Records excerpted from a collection

++++++

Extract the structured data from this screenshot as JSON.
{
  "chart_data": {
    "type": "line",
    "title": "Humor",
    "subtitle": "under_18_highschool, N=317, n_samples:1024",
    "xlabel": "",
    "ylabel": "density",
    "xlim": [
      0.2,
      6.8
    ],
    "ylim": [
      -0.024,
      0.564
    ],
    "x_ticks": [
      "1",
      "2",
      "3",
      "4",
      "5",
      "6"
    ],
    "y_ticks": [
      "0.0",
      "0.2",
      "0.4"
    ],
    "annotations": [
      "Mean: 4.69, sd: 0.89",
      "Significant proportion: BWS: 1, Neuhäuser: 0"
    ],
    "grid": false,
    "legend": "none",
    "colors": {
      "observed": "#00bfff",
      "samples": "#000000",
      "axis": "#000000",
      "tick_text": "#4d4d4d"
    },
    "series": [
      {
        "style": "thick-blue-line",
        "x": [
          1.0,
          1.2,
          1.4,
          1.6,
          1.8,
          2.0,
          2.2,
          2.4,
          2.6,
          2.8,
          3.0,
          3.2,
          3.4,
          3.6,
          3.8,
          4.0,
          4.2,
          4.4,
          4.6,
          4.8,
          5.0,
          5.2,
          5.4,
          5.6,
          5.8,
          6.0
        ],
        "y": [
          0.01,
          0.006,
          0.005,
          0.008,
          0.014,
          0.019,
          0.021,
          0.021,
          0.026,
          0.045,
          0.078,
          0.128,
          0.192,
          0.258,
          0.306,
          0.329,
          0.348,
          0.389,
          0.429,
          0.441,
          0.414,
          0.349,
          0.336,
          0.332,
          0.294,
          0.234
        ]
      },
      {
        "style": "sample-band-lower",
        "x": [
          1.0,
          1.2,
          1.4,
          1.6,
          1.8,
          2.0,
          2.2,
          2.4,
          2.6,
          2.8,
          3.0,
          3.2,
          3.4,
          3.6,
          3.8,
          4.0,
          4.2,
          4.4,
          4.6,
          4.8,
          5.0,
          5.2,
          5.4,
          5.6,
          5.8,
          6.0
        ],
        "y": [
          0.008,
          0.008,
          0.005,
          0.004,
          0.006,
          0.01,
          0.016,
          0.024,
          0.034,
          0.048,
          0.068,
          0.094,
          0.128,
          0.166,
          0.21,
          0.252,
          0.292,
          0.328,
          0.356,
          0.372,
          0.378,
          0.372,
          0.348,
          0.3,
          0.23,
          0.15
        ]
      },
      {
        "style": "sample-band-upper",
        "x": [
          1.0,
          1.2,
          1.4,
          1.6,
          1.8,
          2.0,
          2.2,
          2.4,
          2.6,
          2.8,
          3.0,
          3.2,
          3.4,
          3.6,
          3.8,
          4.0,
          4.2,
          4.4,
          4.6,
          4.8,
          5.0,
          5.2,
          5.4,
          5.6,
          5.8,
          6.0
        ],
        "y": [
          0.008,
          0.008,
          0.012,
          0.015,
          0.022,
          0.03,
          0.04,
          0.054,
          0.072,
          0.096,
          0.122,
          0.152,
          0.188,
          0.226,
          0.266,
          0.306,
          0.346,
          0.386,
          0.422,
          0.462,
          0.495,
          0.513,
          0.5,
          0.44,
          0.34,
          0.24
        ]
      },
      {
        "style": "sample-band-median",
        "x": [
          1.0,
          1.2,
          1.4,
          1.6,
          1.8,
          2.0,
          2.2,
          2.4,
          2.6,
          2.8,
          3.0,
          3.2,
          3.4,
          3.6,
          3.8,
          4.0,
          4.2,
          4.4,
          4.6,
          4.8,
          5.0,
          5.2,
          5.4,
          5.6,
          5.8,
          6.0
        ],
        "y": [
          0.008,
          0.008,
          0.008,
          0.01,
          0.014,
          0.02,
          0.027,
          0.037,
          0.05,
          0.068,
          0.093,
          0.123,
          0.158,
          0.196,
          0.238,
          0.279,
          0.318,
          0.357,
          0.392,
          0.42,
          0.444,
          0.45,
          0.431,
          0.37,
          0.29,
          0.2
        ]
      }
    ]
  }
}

++++++

• WHAT TO DO: Return every line of the material exactly.

• SOLUTION BELOW:
Extract the structured data from this screenshot as JSON.
{
  "chart_data": {
    "type": "line",
    "title": "Humor",
    "subtitle": "under_18_highschool, N=317, n_samples:1024",
    "xlabel": "",
    "ylabel": "density",
    "xlim": [
      0.2,
      6.8
    ],
    "ylim": [
      -0.024,
      0.564
    ],
    "x_ticks": [
      "1",
      "2",
      "3",
      "4",
      "5",
      "6"
    ],
    "y_ticks": [
      "0.0",
      "0.2",
      "0.4"
    ],
    "annotations": [
      "Mean: 4.69, sd: 0.89",
      "Significant proportion: BWS: 1, Neuhäuser: 0"
    ],
    "grid": false,
    "legend": "none",
    "colors": {
      "observed": "#00bfff",
      "samples": "#000000",
      "axis": "#000000",
      "tick_text": "#4d4d4d"
    },
    "series": [
      {
        "style": "thick-blue-line",
        "x": [
          1.0,
          1.2,
          1.4,
          1.6,
          1.8,
          2.0,
          2.2,
          2.4,
          2.6,
          2.8,
          3.0,
          3.2,
          3.4,
          3.6,
          3.8,
          4.0,
          4.2,
          4.4,
          4.6,
          4.8,
          5.0,
          5.2,
          5.4,
          5.6,
          5.8,
          6.0
        ],
        "y": [
          0.01,
          0.006,
          0.005,
          0.008,
          0.014,
          0.019,
          0.021,
          0.021,
          0.026,
          0.045,
          0.078,
          0.128,
          0.192,
          0.258,
          0.306,
          0.329,
          0.348,
          0.389,
          0.429,
          0.441,
          0.414,
          0.349,
          0.336,
          0.332,
          0.294,
          0.234
        ]
      },
      {
        "style": "sample-band-lower",
        "x": [
          1.0,
          1.2,
          1.4,
          1.6,
          1.8,
          2.0,
          2.2,
          2.4,
          2.6,
          2.8,
          3.0,
          3.2,
          3.4,
          3.6,
          3.8,
          4.0,
          4.2,
          4.4,
          4.6,
          4.8,
          5.0,
          5.2,
          5.4,
          5.6,
          5.8,
          6.0
        ],
        "y": [
          0.008,
          0.008,
          0.005,
          0.004,
          0.006,
          0.01,
          0.016,
          0.024,
          0.034,
          0.048,
          0.068,
          0.094,
          0.128,
          0.166,
          0.21,
          0.252,
          0.292,
          0.328,
          0.356,
          0.372,
          0.378,
          0.372,
          0.348,
          0.3,
          0.23,
          0.15
        ]
      },
      {
        "style": "sample-band-upper",
        "x": [
          1.0,
          1.2,
          1.4,
          1.6,
          1.8,
          2.0,
          2.2,
          2.4,
          2.6,
          2.8,
          3.0,
          3.2,
          3.4,
          3.6,
          3.8,
          4.0,
          4.2,
          4.4,
          4.6,
          4.8,
          5.0,
          5.2,
          5.4,
          5.6,
          5.8,
          6.0
        ],
        "y": [
          0.008,
          0.008,
          0.012,
          0.015,
          0.022,
          0.03,
          0.04,
          0.054,
          0.072,
          0.096,
          0.122,
          0.152,
          0.188,
          0.226,
          0.266,
          0.306,
          0.346,
          0.386,
          0.422,
          0.462,
          0.495,
          0.513,
          0.5,
          0.44,
          0.34,
          0.24
        ]
      },
      {
        "style": "sample-band-median",
        "x": [
          1.0,
          1.2,
          1.4,
          1.6,
          1.8,
          2.0,
          2.2,
          2.4,
          2.6,
          2.8,
          3.0,
          3.2,
          3.4,
          3.6,
          3.8,
          4.0,
          4.2,
          4.4,
          4.6,
          4.8,
          5.0,
          5.2,
          5.4,
          5.6,
          5.8,
          6.0
        ],
        "y": [
          0.008,
          0.008,
          0.008,
          0.01,
          0.014,
          0.02,
          0.027,
          0.037,
          0.05,
          0.068,
          0.093,
          0.123,
          0.158,
          0.196,
          0.238,
          0.279,
          0.318,
          0.357,
          0.392,
          0.42,
          0.444,
          0.45,
          0.431,
          0.37,
          0.29,
          0.2
        ]
      }
    ]
  }
}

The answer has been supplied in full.